* Esercizi da svolgere
1. Rispondi alle domande sul brano relativo alla fine di Bretton Woods:
(a) Quale presidente sospese la convertibilità del dollaro in oro, e in quale anno?
(b) Per quanto tempo circa il sistema riuscì a tenere a bada speculazioni e conflitti economici?
(c) Quale guerra è indicata tra le cause dell'aumento della spesa pubblica negli Stati Uniti?
2. Prosegui il brano sulla fine del sistema di Bretton Woods, riprendendo dopo la sua ultima frase.

* Estratto del testo
Il sistema, adottato negli anni seguenti da numerosi altri paesi, si rivelò una valida soluzione per tenere a bada le speculazioni e i conflitti economici per una ventina di anni. Ma l’aumento vertiginoso della spesa pubblica negli Stati Uniti, dovuto tra le altre cose ai costi della guerra in Vietnam, cambiò gli equilibri. L’emissione dei dollari e l’indebitamento aumentarono, portando a maggiori richieste di conversione delle riserve in oro (la base monetaria era data da una quantità fissata di oro, sistema aureo). La situazione si era fatta insostenibile e il presidente di allora, Richard Nixon, decise nel 1971 di sospendere la convertibilità del dollaro in oro, sancendo di fatto la fine di Bretton Woods, che basava i tassi di cambio sul dollaro. Dal sistema aureo si passò così al denaro a corso legale (il valore del denaro non è coperto dalle riserve di altri materiali, come l’oro, ma ha un valore grazie al fatto che esiste un’autorità che agisce come se ne avesse e che viene riconosciuto dagli altri come mezzo di scambio) e all’attuale sistema di cambi flessibili alla base del Forex.

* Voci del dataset
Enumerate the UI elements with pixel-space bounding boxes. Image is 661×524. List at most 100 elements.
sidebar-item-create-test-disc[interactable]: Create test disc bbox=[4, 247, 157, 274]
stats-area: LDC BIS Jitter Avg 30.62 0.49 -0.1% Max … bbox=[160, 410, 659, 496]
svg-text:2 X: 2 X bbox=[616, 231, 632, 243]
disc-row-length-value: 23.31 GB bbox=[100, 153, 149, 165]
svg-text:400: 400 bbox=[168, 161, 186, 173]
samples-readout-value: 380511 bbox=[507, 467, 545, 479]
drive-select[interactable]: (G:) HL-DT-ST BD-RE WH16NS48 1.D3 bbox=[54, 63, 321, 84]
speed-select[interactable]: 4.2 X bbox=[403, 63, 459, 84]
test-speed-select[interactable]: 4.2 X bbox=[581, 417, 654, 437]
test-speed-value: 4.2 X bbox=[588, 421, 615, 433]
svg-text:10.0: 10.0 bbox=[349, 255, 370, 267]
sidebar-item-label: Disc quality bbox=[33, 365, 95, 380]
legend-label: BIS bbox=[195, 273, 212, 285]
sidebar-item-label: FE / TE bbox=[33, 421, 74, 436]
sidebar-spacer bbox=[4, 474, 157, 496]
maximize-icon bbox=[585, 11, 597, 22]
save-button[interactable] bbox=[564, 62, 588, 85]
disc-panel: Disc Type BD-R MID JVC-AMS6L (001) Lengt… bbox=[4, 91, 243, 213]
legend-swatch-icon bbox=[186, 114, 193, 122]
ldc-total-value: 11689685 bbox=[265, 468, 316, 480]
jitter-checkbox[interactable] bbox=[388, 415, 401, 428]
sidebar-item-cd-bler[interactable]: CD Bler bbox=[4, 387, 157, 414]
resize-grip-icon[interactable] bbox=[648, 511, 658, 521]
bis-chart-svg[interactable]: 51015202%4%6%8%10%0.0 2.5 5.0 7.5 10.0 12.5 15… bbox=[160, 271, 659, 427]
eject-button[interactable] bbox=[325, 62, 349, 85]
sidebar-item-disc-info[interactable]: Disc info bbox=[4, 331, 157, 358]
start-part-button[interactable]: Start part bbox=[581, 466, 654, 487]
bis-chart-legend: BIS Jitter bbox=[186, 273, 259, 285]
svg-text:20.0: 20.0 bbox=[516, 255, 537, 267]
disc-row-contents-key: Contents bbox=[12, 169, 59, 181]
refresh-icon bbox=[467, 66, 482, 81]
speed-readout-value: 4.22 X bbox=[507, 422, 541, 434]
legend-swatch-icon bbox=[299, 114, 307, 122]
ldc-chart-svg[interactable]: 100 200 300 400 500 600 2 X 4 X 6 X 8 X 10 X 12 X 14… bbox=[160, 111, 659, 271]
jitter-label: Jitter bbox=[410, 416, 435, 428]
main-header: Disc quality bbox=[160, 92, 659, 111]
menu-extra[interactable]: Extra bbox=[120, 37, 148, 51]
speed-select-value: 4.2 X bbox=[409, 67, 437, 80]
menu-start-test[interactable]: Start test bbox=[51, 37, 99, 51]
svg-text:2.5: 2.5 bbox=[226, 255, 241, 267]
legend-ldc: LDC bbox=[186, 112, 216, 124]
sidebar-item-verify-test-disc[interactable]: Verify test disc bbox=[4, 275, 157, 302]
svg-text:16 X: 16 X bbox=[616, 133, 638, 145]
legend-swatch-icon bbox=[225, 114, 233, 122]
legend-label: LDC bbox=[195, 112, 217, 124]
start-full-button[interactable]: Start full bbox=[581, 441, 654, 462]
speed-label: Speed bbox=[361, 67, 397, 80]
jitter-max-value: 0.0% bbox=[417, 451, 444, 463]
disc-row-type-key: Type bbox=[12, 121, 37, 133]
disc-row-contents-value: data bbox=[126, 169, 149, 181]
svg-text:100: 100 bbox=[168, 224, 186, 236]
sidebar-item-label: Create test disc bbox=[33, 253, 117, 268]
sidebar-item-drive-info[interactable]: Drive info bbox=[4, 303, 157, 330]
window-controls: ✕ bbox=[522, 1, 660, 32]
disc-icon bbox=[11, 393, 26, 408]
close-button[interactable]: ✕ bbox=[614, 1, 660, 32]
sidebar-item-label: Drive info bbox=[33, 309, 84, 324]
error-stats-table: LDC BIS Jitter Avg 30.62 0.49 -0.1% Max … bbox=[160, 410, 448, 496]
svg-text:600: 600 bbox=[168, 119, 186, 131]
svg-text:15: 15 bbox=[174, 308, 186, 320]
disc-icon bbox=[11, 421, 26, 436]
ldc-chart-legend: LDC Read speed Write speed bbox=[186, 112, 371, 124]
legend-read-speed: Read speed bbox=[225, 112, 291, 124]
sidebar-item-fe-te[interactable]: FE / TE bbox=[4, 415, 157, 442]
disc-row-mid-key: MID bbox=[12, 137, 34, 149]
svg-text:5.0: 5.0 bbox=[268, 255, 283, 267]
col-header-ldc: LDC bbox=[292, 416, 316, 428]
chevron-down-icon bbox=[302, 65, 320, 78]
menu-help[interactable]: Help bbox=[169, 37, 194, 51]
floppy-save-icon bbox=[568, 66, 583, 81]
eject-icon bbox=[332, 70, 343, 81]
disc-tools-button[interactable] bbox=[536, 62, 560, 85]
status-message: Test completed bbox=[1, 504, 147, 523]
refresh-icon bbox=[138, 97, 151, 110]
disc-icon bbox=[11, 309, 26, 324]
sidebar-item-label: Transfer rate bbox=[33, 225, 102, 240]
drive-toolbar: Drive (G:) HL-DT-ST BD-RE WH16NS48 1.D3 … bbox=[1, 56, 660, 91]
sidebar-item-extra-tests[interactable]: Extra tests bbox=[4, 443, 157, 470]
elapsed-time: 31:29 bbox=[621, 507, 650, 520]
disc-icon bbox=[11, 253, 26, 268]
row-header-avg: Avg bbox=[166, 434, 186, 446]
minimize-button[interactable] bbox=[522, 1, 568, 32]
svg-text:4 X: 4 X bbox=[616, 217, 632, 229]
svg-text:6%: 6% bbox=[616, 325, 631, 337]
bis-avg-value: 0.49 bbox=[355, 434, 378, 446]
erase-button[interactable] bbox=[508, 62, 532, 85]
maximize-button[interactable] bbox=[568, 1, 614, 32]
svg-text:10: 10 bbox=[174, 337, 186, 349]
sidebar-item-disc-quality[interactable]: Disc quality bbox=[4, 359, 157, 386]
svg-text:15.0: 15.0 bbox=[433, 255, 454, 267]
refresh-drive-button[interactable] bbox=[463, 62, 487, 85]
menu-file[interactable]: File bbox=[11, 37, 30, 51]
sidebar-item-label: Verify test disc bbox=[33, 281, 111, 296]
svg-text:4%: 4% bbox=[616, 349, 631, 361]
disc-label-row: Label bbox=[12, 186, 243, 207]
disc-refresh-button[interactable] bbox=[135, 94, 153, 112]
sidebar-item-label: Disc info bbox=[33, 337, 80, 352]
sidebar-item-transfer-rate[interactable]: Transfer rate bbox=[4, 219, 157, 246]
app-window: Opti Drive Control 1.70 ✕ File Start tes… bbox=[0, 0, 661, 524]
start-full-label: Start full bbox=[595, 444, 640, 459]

* Soluzioni degli esercizi
1.
(a) Richard Nixon, nel 1971.
(b) Per una ventina di anni.
(c) La guerra in Vietnam.

2.
Tobin Tax
Il mondo dopo Bretton Woods ebbe una rapida evoluzione e portò a diverse storture sul mercato, favorendo le speculazioni a brevissimo termine di chi sfruttava le continue variazioni dei cambi per arricchirsi con le transazioni tra diversi Stati. L’economista americano James Tobin arrivò alla conclusione che fosse necessario un meccanismo per disincentivare queste operazioni, che a suo modo di vedere non portavano a particolari benefici per il sistema economico, e dare maggiore equilibrio ai mercati: tassa da applicare a tutte le conversioni di valuta effettuate a breve termine, con il solo scopo di fare soldi sfruttando il sistema dei tassi di cambio.

Tobin presentò la sua idea nel 1972 nel corso di una conferenza all’Università di Princeton e nel 1981 ottenne il Premio Nobel per l’Economia. Per decenni l’economista ha provato a convincere governanti e istituzioni della bontà della propria proposta, ma dopo infinite discussioni non si è mai arrivati a una concretizzazione su scala globale del suo progetto.